── EXERCISE INPUT ──

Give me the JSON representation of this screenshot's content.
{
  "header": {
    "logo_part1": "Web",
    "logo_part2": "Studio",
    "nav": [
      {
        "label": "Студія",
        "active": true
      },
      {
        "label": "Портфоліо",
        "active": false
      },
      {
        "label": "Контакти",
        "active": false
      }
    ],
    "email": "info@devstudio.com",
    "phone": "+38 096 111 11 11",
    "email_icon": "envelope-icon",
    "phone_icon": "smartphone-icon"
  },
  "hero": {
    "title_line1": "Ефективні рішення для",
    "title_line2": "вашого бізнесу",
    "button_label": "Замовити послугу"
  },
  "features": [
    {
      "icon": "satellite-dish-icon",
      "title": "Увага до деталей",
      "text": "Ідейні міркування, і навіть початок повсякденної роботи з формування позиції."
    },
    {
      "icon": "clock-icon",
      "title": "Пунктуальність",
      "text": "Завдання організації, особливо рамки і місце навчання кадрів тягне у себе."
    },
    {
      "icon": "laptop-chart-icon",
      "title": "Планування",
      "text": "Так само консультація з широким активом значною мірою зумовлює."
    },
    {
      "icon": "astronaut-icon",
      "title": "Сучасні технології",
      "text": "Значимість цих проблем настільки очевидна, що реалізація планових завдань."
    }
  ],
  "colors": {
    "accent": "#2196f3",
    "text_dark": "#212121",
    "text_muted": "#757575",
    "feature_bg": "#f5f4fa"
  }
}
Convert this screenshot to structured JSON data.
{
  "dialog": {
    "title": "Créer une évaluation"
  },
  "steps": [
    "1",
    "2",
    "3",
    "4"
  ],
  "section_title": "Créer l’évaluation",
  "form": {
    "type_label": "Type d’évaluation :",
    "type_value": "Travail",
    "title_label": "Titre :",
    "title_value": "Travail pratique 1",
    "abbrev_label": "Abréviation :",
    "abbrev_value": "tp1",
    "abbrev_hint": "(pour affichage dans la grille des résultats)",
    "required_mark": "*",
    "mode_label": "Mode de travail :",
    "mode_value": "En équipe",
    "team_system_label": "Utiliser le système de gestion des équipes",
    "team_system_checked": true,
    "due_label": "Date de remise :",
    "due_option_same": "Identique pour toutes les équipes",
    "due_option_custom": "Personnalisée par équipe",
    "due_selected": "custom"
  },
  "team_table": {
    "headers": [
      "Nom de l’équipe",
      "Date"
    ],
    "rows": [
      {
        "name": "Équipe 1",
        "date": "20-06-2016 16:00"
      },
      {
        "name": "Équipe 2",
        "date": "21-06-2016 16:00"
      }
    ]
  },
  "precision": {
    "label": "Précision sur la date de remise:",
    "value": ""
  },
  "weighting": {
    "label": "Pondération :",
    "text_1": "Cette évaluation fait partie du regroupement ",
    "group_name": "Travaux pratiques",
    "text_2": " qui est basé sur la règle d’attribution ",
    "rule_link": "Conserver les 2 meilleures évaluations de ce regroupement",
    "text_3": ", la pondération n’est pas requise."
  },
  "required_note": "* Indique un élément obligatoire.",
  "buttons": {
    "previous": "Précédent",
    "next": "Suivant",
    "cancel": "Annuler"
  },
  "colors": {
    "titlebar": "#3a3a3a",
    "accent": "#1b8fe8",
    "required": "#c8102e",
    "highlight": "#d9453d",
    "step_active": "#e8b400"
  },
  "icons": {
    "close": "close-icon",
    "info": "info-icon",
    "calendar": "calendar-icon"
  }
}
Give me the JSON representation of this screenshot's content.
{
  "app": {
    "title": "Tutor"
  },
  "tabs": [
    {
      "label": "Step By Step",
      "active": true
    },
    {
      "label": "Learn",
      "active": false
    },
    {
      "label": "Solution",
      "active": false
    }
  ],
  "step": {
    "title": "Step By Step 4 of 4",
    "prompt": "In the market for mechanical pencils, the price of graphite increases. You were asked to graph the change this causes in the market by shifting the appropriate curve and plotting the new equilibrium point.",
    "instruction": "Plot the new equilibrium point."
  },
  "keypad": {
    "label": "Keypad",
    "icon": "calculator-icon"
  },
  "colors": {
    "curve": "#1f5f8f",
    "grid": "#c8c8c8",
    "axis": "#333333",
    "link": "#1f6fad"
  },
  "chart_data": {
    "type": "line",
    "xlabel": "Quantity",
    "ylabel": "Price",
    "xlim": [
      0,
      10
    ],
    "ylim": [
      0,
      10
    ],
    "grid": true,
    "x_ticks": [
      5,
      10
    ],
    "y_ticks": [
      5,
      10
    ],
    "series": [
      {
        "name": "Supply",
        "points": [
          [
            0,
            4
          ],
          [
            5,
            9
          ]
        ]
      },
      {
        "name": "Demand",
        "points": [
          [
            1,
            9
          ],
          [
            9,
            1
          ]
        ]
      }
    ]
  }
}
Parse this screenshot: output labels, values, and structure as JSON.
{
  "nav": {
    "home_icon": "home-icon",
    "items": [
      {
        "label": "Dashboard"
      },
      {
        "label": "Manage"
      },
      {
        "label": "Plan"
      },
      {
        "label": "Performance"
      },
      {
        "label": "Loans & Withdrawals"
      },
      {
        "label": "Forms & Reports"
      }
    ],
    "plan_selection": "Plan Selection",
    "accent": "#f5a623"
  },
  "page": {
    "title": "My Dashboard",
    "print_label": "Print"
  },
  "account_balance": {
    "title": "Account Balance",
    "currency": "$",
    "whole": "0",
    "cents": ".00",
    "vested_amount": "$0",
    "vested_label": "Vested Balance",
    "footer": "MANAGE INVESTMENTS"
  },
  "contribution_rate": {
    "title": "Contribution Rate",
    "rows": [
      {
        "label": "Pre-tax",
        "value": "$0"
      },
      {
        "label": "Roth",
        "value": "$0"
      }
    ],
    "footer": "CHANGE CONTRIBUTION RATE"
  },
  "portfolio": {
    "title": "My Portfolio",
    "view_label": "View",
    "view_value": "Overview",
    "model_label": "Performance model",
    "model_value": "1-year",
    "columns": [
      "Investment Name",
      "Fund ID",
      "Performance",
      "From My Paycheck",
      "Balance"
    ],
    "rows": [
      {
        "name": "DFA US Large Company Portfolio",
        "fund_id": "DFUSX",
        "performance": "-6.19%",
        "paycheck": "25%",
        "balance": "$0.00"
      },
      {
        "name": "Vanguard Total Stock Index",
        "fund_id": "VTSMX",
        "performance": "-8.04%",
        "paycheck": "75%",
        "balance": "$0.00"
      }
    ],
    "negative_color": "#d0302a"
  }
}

───

▶ **YOUR GOAL**
Please reproduce every line of the material word for word.

▶ **RESULT**
Give me the JSON representation of this screenshot's content.
{
  "header": {
    "logo_part1": "Web",
    "logo_part2": "Studio",
    "nav": [
      {
        "label": "Студія",
        "active": true
      },
      {
        "label": "Портфоліо",
        "active": false
      },
      {
        "label": "Контакти",
        "active": false
      }
    ],
    "email": "info@devstudio.com",
    "phone": "+38 096 111 11 11",
    "email_icon": "envelope-icon",
    "phone_icon": "smartphone-icon"
  },
  "hero": {
    "title_line1": "Ефективні рішення для",
    "title_line2": "вашого бізнесу",
    "button_label": "Замовити послугу"
  },
  "features": [
    {
      "icon": "satellite-dish-icon",
      "title": "Увага до деталей",
      "text": "Ідейні міркування, і навіть початок повсякденної роботи з формування позиції."
    },
    {
      "icon": "clock-icon",
      "title": "Пунктуальність",
      "text": "Завдання організації, особливо рамки і місце навчання кадрів тягне у себе."
    },
    {
      "icon": "laptop-chart-icon",
      "title": "Планування",
      "text": "Так само консультація з широким активом значною мірою зумовлює."
    },
    {
      "icon": "astronaut-icon",
      "title": "Сучасні технології",
      "text": "Значимість цих проблем настільки очевидна, що реалізація планових завдань."
    }
  ],
  "colors": {
    "accent": "#2196f3",
    "text_dark": "#212121",
    "text_muted": "#757575",
    "feature_bg": "#f5f4fa"
  }
}
Convert this screenshot to structured JSON data.
{
  "dialog": {
    "title": "Créer une évaluation"
  },
  "steps": [
    "1",
    "2",
    "3",
    "4"
  ],
  "section_title": "Créer l’évaluation",
  "form": {
    "type_label": "Type d’évaluation :",
    "type_value": "Travail",
    "title_label": "Titre :",
    "title_value": "Travail pratique 1",
    "abbrev_label": "Abréviation :",
    "abbrev_value": "tp1",
    "abbrev_hint": "(pour affichage dans la grille des résultats)",
    "required_mark": "*",
    "mode_label": "Mode de travail :",
    "mode_value": "En équipe",
    "team_system_label": "Utiliser le système de gestion des équipes",
    "team_system_checked": true,
    "due_label": "Date de remise :",
    "due_option_same": "Identique pour toutes les équipes",
    "due_option_custom": "Personnalisée par équipe",
    "due_selected": "custom"
  },
  "team_table": {
    "headers": [
      "Nom de l’équipe",
      "Date"
    ],
    "rows": [
      {
        "name": "Équipe 1",
        "date": "20-06-2016 16:00"
      },
      {
        "name": "Équipe 2",
        "date": "21-06-2016 16:00"
      }
    ]
  },
  "precision": {
    "label": "Précision sur la date de remise:",
    "value": ""
  },
  "weighting": {
    "label": "Pondération :",
    "text_1": "Cette évaluation fait partie du regroupement ",
    "group_name": "Travaux pratiques",
    "text_2": " qui est basé sur la règle d’attribution ",
    "rule_link": "Conserver les 2 meilleures évaluations de ce regroupement",
    "text_3": ", la pondération n’est pas requise."
  },
  "required_note": "* Indique un élément obligatoire.",
  "buttons": {
    "previous": "Précédent",
    "next": "Suivant",
    "cancel": "Annuler"
  },
  "colors": {
    "titlebar": "#3a3a3a",
    "accent": "#1b8fe8",
    "required": "#c8102e",
    "highlight": "#d9453d",
    "step_active": "#e8b400"
  },
  "icons": {
    "close": "close-icon",
    "info": "info-icon",
    "calendar": "calendar-icon"
  }
}
Give me the JSON representation of this screenshot's content.
{
  "app": {
    "title": "Tutor"
  },
  "tabs": [
    {
      "label": "Step By Step",
      "active": true
    },
    {
      "label": "Learn",
      "active": false
    },
    {
      "label": "Solution",
      "active": false
    }
  ],
  "step": {
    "title": "Step By Step 4 of 4",
    "prompt": "In the market for mechanical pencils, the price of graphite increases. You were asked to graph the change this causes in the market by shifting the appropriate curve and plotting the new equilibrium point.",
    "instruction": "Plot the new equilibrium point."
  },
  "keypad": {
    "label": "Keypad",
    "icon": "calculator-icon"
  },
  "colors": {
    "curve": "#1f5f8f",
    "grid": "#c8c8c8",
    "axis": "#333333",
    "link": "#1f6fad"
  },
  "chart_data": {
    "type": "line",
    "xlabel": "Quantity",
    "ylabel": "Price",
    "xlim": [
      0,
      10
    ],
    "ylim": [
      0,
      10
    ],
    "grid": true,
    "x_ticks": [
      5,
      10
    ],
    "y_ticks": [
      5,
      10
    ],
    "series": [
      {
        "name": "Supply",
        "points": [
          [
            0,
            4
          ],
          [
            5,
            9
          ]
        ]
      },
      {
        "name": "Demand",
        "points": [
          [
            1,
            9
          ],
          [
            9,
            1
          ]
        ]
      }
    ]
  }
}
Parse this screenshot: output labels, values, and structure as JSON.
{
  "nav": {
    "home_icon": "home-icon",
    "items": [
      {
        "label": "Dashboard"
      },
      {
        "label": "Manage"
      },
      {
        "label": "Plan"
      },
      {
        "label": "Performance"
      },
      {
        "label": "Loans & Withdrawals"
      },
      {
        "label": "Forms & Reports"
      }
    ],
    "plan_selection": "Plan Selection",
    "accent": "#f5a623"
  },
  "page": {
    "title": "My Dashboard",
    "print_label": "Print"
  },
  "account_balance": {
    "title": "Account Balance",
    "currency": "$",
    "whole": "0",
    "cents": ".00",
    "vested_amount": "$0",
    "vested_label": "Vested Balance",
    "footer": "MANAGE INVESTMENTS"
  },
  "contribution_rate": {
    "title": "Contribution Rate",
    "rows": [
      {
        "label": "Pre-tax",
        "value": "$0"
      },
      {
        "label": "Roth",
        "value": "$0"
      }
    ],
    "footer": "CHANGE CONTRIBUTION RATE"
  },
  "portfolio": {
    "title": "My Portfolio",
    "view_label": "View",
    "view_value": "Overview",
    "model_label": "Performance model",
    "model_value": "1-year",
    "columns": [
      "Investment Name",
      "Fund ID",
      "Performance",
      "From My Paycheck",
      "Balance"
    ],
    "rows": [
      {
        "name": "DFA US Large Company Portfolio",
        "fund_id": "DFUSX",
        "performance": "-6.19%",
        "paycheck": "25%",
        "balance": "$0.00"
      },
      {
        "name": "Vanguard Total Stock Index",
        "fund_id": "VTSMX",
        "performance": "-8.04%",
        "paycheck": "75%",
        "balance": "$0.00"
      }
    ],
    "negative_color": "#d0302a"
  }
}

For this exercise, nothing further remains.